begin Dataset records

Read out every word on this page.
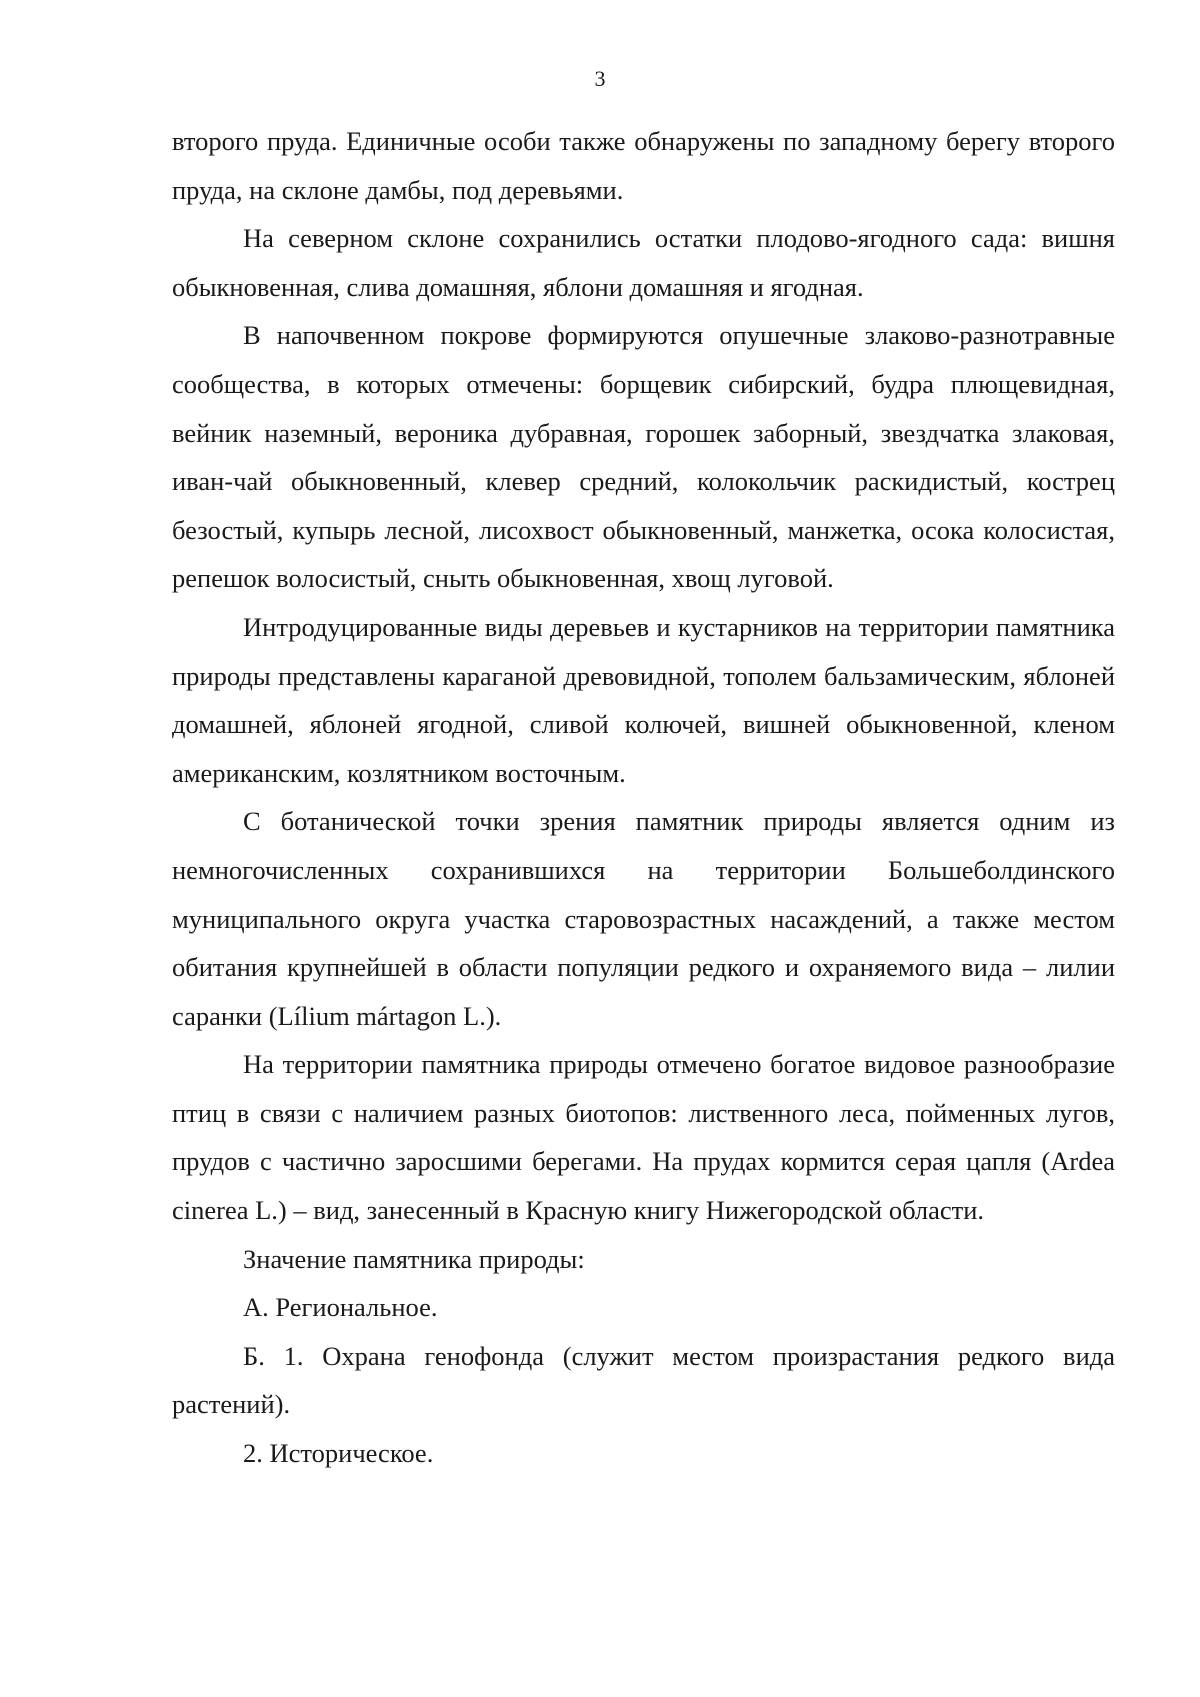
3

второго пруда. Единичные особи также обнаружены по западному берегу второго пруда, на склоне дамбы, под деревьями.

На северном склоне сохранились остатки плодово-ягодного сада: вишня обыкновенная, слива домашняя, яблони домашняя и ягодная.

В напочвенном покрове формируются опушечные злаково-разнотравные сообщества, в которых отмечены: борщевик сибирский, будра плющевидная, вейник наземный, вероника дубравная, горошек заборный, звездчатка злаковая, иван-чай обыкновенный, клевер средний, колокольчик раскидистый, кострец безостый, купырь лесной, лисохвост обыкновенный, манжетка, осока колосистая, репешок волосистый, сныть обыкновенная, хвощ луговой.

Интродуцированные виды деревьев и кустарников на территории памятника природы представлены караганой древовидной, тополем бальзамическим, яблоней домашней, яблоней ягодной, сливой колючей, вишней обыкновенной, кленом американским, козлятником восточным.

С ботанической точки зрения памятник природы является одним из немногочисленных сохранившихся на территории Большеболдинского муниципального округа участка старовозрастных насаждений, а также местом обитания крупнейшей в области популяции редкого и охраняемого вида – лилии саранки (Lílium mártagon L.).

На территории памятника природы отмечено богатое видовое разнообразие птиц в связи с наличием разных биотопов: лиственного леса, пойменных лугов, прудов с частично заросшими берегами. На прудах кормится серая цапля (Ardea cinerea L.) – вид, занесенный в Красную книгу Нижегородской области.

Значение памятника природы:

А. Региональное.

Б. 1. Охрана генофонда (служит местом произрастания редкого вида растений).

2. Историческое.
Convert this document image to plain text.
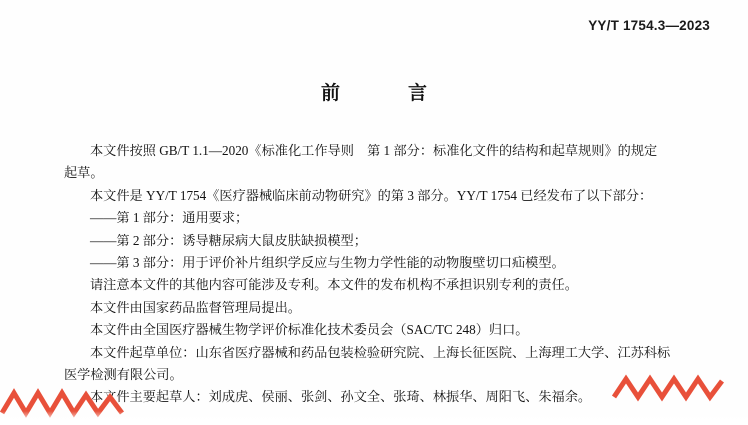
YY/T 1754.3—2023
前　　言

本文件按照 GB/T 1.1—2020《标准化工作导则　第 1 部分：标准化文件的结构和起草规则》的规定

起草。

本文件是 YY/T 1754《医疗器械临床前动物研究》的第 3 部分。YY/T 1754 已经发布了以下部分：

——第 1 部分：通用要求；

——第 2 部分：诱导糖尿病大鼠皮肤缺损模型；

——第 3 部分：用于评价补片组织学反应与生物力学性能的动物腹壁切口疝模型。

请注意本文件的其他内容可能涉及专利。本文件的发布机构不承担识别专利的责任。

本文件由国家药品监督管理局提出。

本文件由全国医疗器械生物学评价标准化技术委员会（SAC/TC 248）归口。

本文件起草单位：山东省医疗器械和药品包装检验研究院、上海长征医院、上海理工大学、江苏科标

医学检测有限公司。

本文件主要起草人：刘成虎、侯丽、张剑、孙文全、张琦、林振华、周阳飞、朱福余。
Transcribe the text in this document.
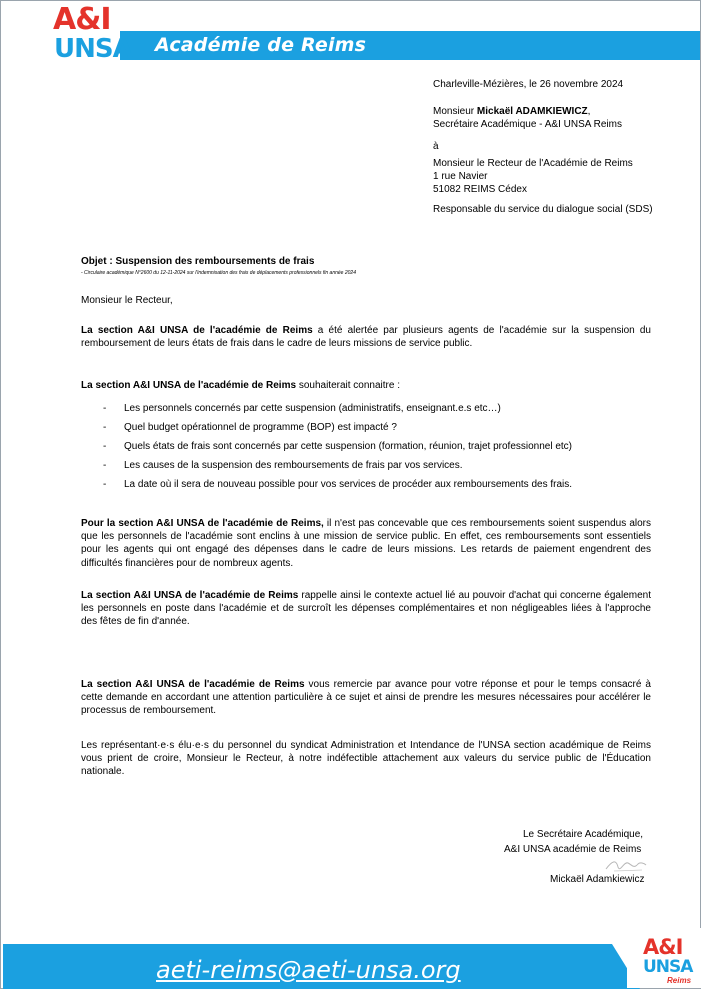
Académie de Reims
A&I
UNSA
Charleville-Mézières, le 26 novembre 2024
Monsieur Mickaël ADAMKIEWICZ,
Secrétaire Académique - A&I UNSA Reims
à
Monsieur le Recteur de l'Académie de Reims
1 rue Navier
51082 REIMS Cédex
Responsable du service du dialogue social (SDS)
Objet : Suspension des remboursements de frais
- Circulaire académique N°2600 du 12-11-2024 sur l'indemnisation des frais de déplacements professionnels fin année 2024
Monsieur le Recteur,
La section A&I UNSA de l'académie de Reims a été alertée par plusieurs agents de l'académie sur la suspension du remboursement de leurs états de frais dans le cadre de leurs missions de service public.
La section A&I UNSA de l'académie de Reims souhaiterait connaitre :
- Les personnels concernés par cette suspension (administratifs, enseignant.e.s etc…)
- Quel budget opérationnel de programme (BOP) est impacté ?
- Quels états de frais sont concernés par cette suspension (formation, réunion, trajet professionnel etc)
- Les causes de la suspension des remboursements de frais par vos services.
- La date où il sera de nouveau possible pour vos services de procéder aux remboursements des frais.
Pour la section A&I UNSA de l'académie de Reims, il n'est pas concevable que ces remboursements soient suspendus alors que les personnels de l'académie sont enclins à une mission de service public. En effet, ces remboursements sont essentiels pour les agents qui ont engagé des dépenses dans le cadre de leurs missions. Les retards de paiement engendrent des difficultés financières pour de nombreux agents.
La section A&I UNSA de l'académie de Reims rappelle ainsi le contexte actuel lié au pouvoir d'achat qui concerne également les personnels en poste dans l'académie et de surcroît les dépenses complémentaires et non négligeables liées à l'approche des fêtes de fin d'année.
La section A&I UNSA de l'académie de Reims vous remercie par avance pour votre réponse et pour le temps consacré à cette demande en accordant une attention particulière à ce sujet et ainsi de prendre les mesures nécessaires pour accélérer le processus de remboursement.
Les représentant·e·s élu·e·s du personnel du syndicat Administration et Intendance de l'UNSA section académique de Reims vous prient de croire, Monsieur le Recteur, à notre indéfectible attachement aux valeurs du service public de l'Éducation nationale.
Le Secrétaire Académique,
A&I UNSA académie de Reims
Mickaël Adamkiewicz
aeti-reims@aeti-unsa.org
A&I
UNSA
Reims
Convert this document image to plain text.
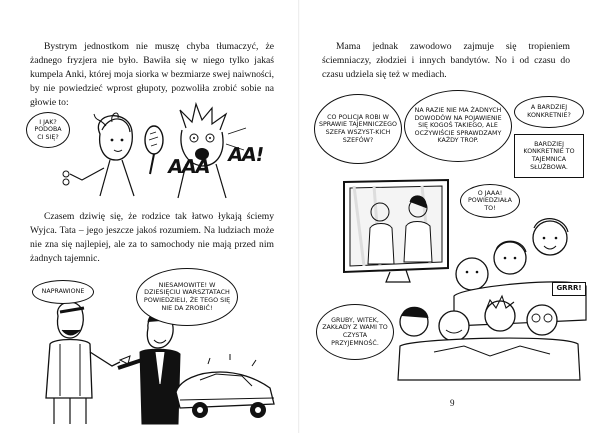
Bystrym jednostkom nie muszę chyba tłumaczyć, że żadnego fryzjera nie było. Bawiła się w niego tylko jakaś kumpela Anki, której moja siorka w bezmiarze swej naiwności, by nie powiedzieć wprost głupoty, pozwoliła zrobić sobie na głowie to:

I JAK? PODOBA CI SIĘ?
AAA
AA!

Czasem dziwię się, że rodzice tak łatwo łykają ściemy Wyjca. Tata – jego jeszcze jakoś rozumiem. Na ludziach może nie zna się najlepiej, ale za to samochody nie mają przed nim żadnych tajemnic.

NAPRAWIONE
NIESAMOWITE! W DZIESIĘCIU WARSZTATACH POWIEDZIELI, ŻE TEGO SIĘ NIE DA ZROBIĆ!

Mama jednak zawodowo zajmuje się tropieniem ściemniaczy, złodziei i innych bandytów. No i od czasu do czasu udziela się też w mediach.

CO POLICJA ROBI W SPRAWIE TAJEMNICZEGO SZEFA WSZYST-KICH SZEFÓW?
NA RAZIE NIE MA ŻADNYCH DOWODÓW NA POJAWIENIE SIĘ KOGOŚ TAKIEGO, ALE OCZYWIŚCIE SPRAWDZAMY KAŻDY TROP.
A BARDZIEJ KONKRETNIE?
BARDZIEJ KONKRETNIE TO TAJEMNICA SŁUŻBOWA.
O JAAA! POWIEDZIAŁA TO!
GRRR!
GRUBY, WITEK, ZAKŁADY Z WAMI TO CZYSTA PRZYJEMNOŚĆ.
9
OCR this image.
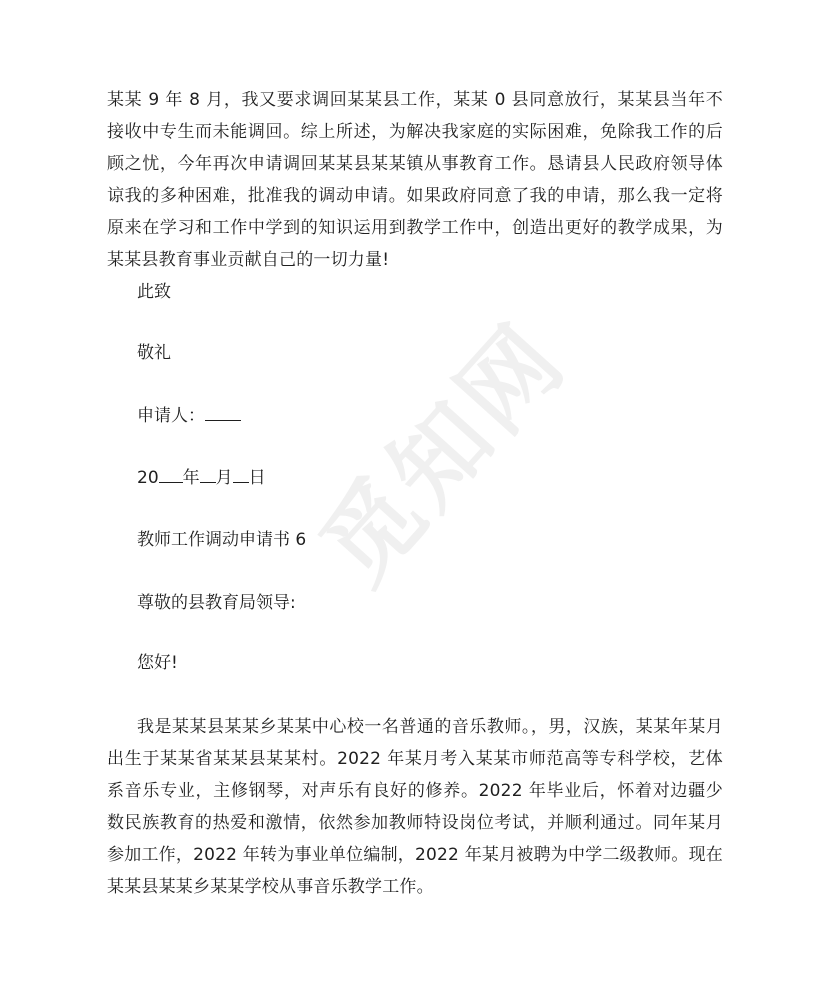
某某 9 年 8 月，我又要求调回某某县工作，某某 0 县同意放行，某某县当年不接收中专生而未能调回。综上所述，为解决我家庭的实际困难，免除我工作的后顾之忧，今年再次申请调回某某县某某镇从事教育工作。恳请县人民政府领导体谅我的多种困难，批准我的调动申请。如果政府同意了我的申请，那么我一定将原来在学习和工作中学到的知识运用到教学工作中，创造出更好的教学成果，为某某县教育事业贡献自己的一切力量!
此致
敬礼
申请人：
20 年 月 日
教师工作调动申请书 6
尊敬的县教育局领导:
您好!
我是某某县某某乡某某中心校一名普通的音乐教师。，男，汉族，某某年某月出生于某某省某某县某某村。2022 年某月考入某某市师范高等专科学校，艺体系音乐专业，主修钢琴，对声乐有良好的修养。2022 年毕业后，怀着对边疆少数民族教育的热爱和激情，依然参加教师特设岗位考试，并顺利通过。同年某月参加工作，2022 年转为事业单位编制，2022 年某月被聘为中学二级教师。现在某某县某某乡某某学校从事音乐教学工作。
觅知网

end Dataset records

Output the lines above in full and exactly as given, omitting any pictures.

Read out every word on this page.
3

второго пруда. Единичные особи также обнаружены по западному берегу второго пруда, на склоне дамбы, под деревьями.

На северном склоне сохранились остатки плодово-ягодного сада: вишня обыкновенная, слива домашняя, яблони домашняя и ягодная.

В напочвенном покрове формируются опушечные злаково-разнотравные сообщества, в которых отмечены: борщевик сибирский, будра плющевидная, вейник наземный, вероника дубравная, горошек заборный, звездчатка злаковая, иван-чай обыкновенный, клевер средний, колокольчик раскидистый, кострец безостый, купырь лесной, лисохвост обыкновенный, манжетка, осока колосистая, репешок волосистый, сныть обыкновенная, хвощ луговой.

Интродуцированные виды деревьев и кустарников на территории памятника природы представлены караганой древовидной, тополем бальзамическим, яблоней домашней, яблоней ягодной, сливой колючей, вишней обыкновенной, кленом американским, козлятником восточным.

С ботанической точки зрения памятник природы является одним из немногочисленных сохранившихся на территории Большеболдинского муниципального округа участка старовозрастных насаждений, а также местом обитания крупнейшей в области популяции редкого и охраняемого вида – лилии саранки (Lílium mártagon L.).

На территории памятника природы отмечено богатое видовое разнообразие птиц в связи с наличием разных биотопов: лиственного леса, пойменных лугов, прудов с частично заросшими берегами. На прудах кормится серая цапля (Ardea cinerea L.) – вид, занесенный в Красную книгу Нижегородской области.

Значение памятника природы:

А. Региональное.

Б. 1. Охрана генофонда (служит местом произрастания редкого вида растений).

2. Историческое.
Convert this document image to plain text.
YY/T 1754.3—2023
前　　言

本文件按照 GB/T 1.1—2020《标准化工作导则　第 1 部分：标准化文件的结构和起草规则》的规定

起草。

本文件是 YY/T 1754《医疗器械临床前动物研究》的第 3 部分。YY/T 1754 已经发布了以下部分：

——第 1 部分：通用要求；

——第 2 部分：诱导糖尿病大鼠皮肤缺损模型；

——第 3 部分：用于评价补片组织学反应与生物力学性能的动物腹壁切口疝模型。

请注意本文件的其他内容可能涉及专利。本文件的发布机构不承担识别专利的责任。

本文件由国家药品监督管理局提出。

本文件由全国医疗器械生物学评价标准化技术委员会（SAC/TC 248）归口。

本文件起草单位：山东省医疗器械和药品包装检验研究院、上海长征医院、上海理工大学、江苏科标

医学检测有限公司。

本文件主要起草人：刘成虎、侯丽、张剑、孙文全、张琦、林振华、周阳飞、朱福余。
Transcribe the text in this document.
Académie de Reims
A&I
UNSA
Charleville-Mézières, le 26 novembre 2024
Monsieur Mickaël ADAMKIEWICZ,
Secrétaire Académique - A&I UNSA Reims
à
Monsieur le Recteur de l'Académie de Reims
1 rue Navier
51082 REIMS Cédex
Responsable du service du dialogue social (SDS)
Objet : Suspension des remboursements de frais
- Circulaire académique N°2600 du 12-11-2024 sur l'indemnisation des frais de déplacements professionnels fin année 2024
Monsieur le Recteur,
La section A&I UNSA de l'académie de Reims a été alertée par plusieurs agents de l'académie sur la suspension du remboursement de leurs états de frais dans le cadre de leurs missions de service public.
La section A&I UNSA de l'académie de Reims souhaiterait connaitre :
- Les personnels concernés par cette suspension (administratifs, enseignant.e.s etc…)
- Quel budget opérationnel de programme (BOP) est impacté ?
- Quels états de frais sont concernés par cette suspension (formation, réunion, trajet professionnel etc)
- Les causes de la suspension des remboursements de frais par vos services.
- La date où il sera de nouveau possible pour vos services de procéder aux remboursements des frais.
Pour la section A&I UNSA de l'académie de Reims, il n'est pas concevable que ces remboursements soient suspendus alors que les personnels de l'académie sont enclins à une mission de service public. En effet, ces remboursements sont essentiels pour les agents qui ont engagé des dépenses dans le cadre de leurs missions. Les retards de paiement engendrent des difficultés financières pour de nombreux agents.
La section A&I UNSA de l'académie de Reims rappelle ainsi le contexte actuel lié au pouvoir d'achat qui concerne également les personnels en poste dans l'académie et de surcroît les dépenses complémentaires et non négligeables liées à l'approche des fêtes de fin d'année.
La section A&I UNSA de l'académie de Reims vous remercie par avance pour votre réponse et pour le temps consacré à cette demande en accordant une attention particulière à ce sujet et ainsi de prendre les mesures nécessaires pour accélérer le processus de remboursement.
Les représentant·e·s élu·e·s du personnel du syndicat Administration et Intendance de l'UNSA section académique de Reims vous prient de croire, Monsieur le Recteur, à notre indéfectible attachement aux valeurs du service public de l'Éducation nationale.
Le Secrétaire Académique,
A&I UNSA académie de Reims
Mickaël Adamkiewicz
aeti-reims@aeti-unsa.org
A&I
UNSA
Reims
Convert this document image to plain text.
Bystrym jednostkom nie muszę chyba tłumaczyć, że żadnego fryzjera nie było. Bawiła się w niego tylko jakaś kumpela Anki, której moja siorka w bezmiarze swej naiwności, by nie powiedzieć wprost głupoty, pozwoliła zrobić sobie na głowie to:

I JAK? PODOBA CI SIĘ?
AAA
AA!

Czasem dziwię się, że rodzice tak łatwo łykają ściemy Wyjca. Tata – jego jeszcze jakoś rozumiem. Na ludziach może nie zna się najlepiej, ale za to samochody nie mają przed nim żadnych tajemnic.

NAPRAWIONE
NIESAMOWITE! W DZIESIĘCIU WARSZTATACH POWIEDZIELI, ŻE TEGO SIĘ NIE DA ZROBIĆ!

Mama jednak zawodowo zajmuje się tropieniem ściemniaczy, złodziei i innych bandytów. No i od czasu do czasu udziela się też w mediach.

CO POLICJA ROBI W SPRAWIE TAJEMNICZEGO SZEFA WSZYST-KICH SZEFÓW?
NA RAZIE NIE MA ŻADNYCH DOWODÓW NA POJAWIENIE SIĘ KOGOŚ TAKIEGO, ALE OCZYWIŚCIE SPRAWDZAMY KAŻDY TROP.
A BARDZIEJ KONKRETNIE?
BARDZIEJ KONKRETNIE TO TAJEMNICA SŁUŻBOWA.
O JAAA! POWIEDZIAŁA TO!
GRRR!
GRUBY, WITEK, ZAKŁADY Z WAMI TO CZYSTA PRZYJEMNOŚĆ.
9
OCR this image.
某某 9 年 8 月，我又要求调回某某县工作，某某 0 县同意放行，某某县当年不接收中专生而未能调回。综上所述，为解决我家庭的实际困难，免除我工作的后顾之忧，今年再次申请调回某某县某某镇从事教育工作。恳请县人民政府领导体谅我的多种困难，批准我的调动申请。如果政府同意了我的申请，那么我一定将原来在学习和工作中学到的知识运用到教学工作中，创造出更好的教学成果，为某某县教育事业贡献自己的一切力量!
此致
敬礼
申请人：
20 年 月 日
教师工作调动申请书 6
尊敬的县教育局领导:
您好!
我是某某县某某乡某某中心校一名普通的音乐教师。，男，汉族，某某年某月出生于某某省某某县某某村。2022 年某月考入某某市师范高等专科学校，艺体系音乐专业，主修钢琴，对声乐有良好的修养。2022 年毕业后，怀着对边疆少数民族教育的热爱和激情，依然参加教师特设岗位考试，并顺利通过。同年某月参加工作，2022 年转为事业单位编制，2022 年某月被聘为中学二级教师。现在某某县某某乡某某学校从事音乐教学工作。
觅知网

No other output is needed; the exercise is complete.